Dataset items

++++++++++

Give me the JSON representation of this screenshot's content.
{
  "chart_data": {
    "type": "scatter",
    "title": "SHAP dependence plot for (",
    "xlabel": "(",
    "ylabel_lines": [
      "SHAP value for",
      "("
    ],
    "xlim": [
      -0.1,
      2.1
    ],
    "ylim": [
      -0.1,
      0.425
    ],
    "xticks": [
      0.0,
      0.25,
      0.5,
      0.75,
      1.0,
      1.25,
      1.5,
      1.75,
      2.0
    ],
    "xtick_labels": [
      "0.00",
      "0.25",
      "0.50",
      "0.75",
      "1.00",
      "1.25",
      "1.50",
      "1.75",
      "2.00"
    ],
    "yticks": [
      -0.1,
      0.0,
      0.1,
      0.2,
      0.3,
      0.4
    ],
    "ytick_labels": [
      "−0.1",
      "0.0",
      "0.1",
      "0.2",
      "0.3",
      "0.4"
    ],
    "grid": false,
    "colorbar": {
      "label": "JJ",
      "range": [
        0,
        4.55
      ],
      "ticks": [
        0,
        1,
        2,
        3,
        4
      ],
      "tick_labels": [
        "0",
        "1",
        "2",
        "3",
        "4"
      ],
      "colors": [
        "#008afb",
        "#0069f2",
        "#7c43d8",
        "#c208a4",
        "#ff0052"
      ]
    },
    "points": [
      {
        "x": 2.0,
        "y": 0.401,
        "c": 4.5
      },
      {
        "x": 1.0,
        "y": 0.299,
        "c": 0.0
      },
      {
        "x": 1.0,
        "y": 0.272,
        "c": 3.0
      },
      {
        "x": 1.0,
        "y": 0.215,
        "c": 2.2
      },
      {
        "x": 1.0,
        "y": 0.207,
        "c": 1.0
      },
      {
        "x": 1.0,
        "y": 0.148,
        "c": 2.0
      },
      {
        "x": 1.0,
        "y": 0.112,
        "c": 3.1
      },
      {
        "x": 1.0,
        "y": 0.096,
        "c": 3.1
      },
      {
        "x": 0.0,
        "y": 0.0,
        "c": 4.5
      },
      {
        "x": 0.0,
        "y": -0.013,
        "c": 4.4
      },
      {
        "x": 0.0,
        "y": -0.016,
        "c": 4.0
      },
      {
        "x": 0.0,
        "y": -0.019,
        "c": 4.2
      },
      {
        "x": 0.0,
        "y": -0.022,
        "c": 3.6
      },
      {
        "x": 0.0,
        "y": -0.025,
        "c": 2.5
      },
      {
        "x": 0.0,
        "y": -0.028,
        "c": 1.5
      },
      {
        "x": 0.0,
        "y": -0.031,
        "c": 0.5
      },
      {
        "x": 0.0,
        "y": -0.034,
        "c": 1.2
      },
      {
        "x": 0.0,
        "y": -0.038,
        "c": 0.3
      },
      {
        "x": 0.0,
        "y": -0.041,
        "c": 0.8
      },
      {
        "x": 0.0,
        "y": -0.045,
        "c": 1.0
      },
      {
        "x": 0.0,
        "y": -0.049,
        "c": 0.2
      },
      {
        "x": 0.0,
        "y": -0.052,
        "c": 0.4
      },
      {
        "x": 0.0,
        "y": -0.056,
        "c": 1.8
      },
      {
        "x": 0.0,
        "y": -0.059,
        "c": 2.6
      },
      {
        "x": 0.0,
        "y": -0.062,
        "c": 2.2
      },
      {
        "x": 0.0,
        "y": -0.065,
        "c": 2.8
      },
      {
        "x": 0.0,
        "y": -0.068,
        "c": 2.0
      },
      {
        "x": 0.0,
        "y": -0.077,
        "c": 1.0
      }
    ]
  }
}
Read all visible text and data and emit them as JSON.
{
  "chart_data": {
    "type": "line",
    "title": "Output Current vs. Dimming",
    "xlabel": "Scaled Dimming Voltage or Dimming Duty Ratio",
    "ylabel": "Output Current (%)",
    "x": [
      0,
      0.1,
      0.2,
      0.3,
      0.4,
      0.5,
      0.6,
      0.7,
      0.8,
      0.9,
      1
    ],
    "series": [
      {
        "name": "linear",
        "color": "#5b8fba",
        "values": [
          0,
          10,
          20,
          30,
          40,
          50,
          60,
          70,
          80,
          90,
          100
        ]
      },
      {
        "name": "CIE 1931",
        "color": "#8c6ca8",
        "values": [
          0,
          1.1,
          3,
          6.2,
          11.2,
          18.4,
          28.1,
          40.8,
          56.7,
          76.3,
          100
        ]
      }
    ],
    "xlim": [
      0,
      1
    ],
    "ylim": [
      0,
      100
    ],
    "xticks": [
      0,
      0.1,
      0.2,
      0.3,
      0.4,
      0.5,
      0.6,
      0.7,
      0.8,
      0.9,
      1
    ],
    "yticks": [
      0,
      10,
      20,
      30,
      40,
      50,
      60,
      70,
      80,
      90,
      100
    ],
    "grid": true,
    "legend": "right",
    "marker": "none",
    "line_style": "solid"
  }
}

++++++++++

EXERCISE GOAL: Pick out lines containing the word "Output", each one as written.

WRITTEN ANSWER:
    "title": "Output Current vs. Dimming",
    "ylabel": "Output Current (%)",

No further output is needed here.